■ WHAT IS ASKED:
In the data below, find each line containing the string "frac" and return it.

■ DATA SUPPLIED:

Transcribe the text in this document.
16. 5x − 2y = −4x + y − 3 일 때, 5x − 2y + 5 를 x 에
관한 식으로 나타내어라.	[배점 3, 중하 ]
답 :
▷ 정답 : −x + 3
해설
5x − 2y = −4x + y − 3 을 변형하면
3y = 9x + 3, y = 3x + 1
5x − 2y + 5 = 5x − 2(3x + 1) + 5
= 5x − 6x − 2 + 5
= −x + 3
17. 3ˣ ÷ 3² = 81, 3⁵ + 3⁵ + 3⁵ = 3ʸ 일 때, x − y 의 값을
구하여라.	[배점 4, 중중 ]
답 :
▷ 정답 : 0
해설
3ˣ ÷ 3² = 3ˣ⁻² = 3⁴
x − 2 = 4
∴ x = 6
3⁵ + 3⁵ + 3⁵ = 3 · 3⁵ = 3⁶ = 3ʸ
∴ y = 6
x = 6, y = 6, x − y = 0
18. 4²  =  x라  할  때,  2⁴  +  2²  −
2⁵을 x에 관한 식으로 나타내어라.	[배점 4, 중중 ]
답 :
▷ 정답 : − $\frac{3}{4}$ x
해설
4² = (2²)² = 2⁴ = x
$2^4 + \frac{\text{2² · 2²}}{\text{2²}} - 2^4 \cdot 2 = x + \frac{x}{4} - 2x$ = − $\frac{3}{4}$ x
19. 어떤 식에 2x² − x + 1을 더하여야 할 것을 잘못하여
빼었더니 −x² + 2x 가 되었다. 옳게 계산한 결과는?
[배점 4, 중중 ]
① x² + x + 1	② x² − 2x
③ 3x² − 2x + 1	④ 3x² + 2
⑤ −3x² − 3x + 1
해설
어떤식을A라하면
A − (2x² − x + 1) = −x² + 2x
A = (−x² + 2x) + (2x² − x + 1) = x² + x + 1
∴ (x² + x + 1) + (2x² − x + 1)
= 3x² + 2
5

■ SOLUTION TO THIS TASK:
▷ 정답 : − $\frac{3}{4}$ x
$2^4 + \frac{\text{2² · 2²}}{\text{2²}} - 2^4 \cdot 2 = x + \frac{x}{4} - 2x$ = − $\frac{3}{4}$ x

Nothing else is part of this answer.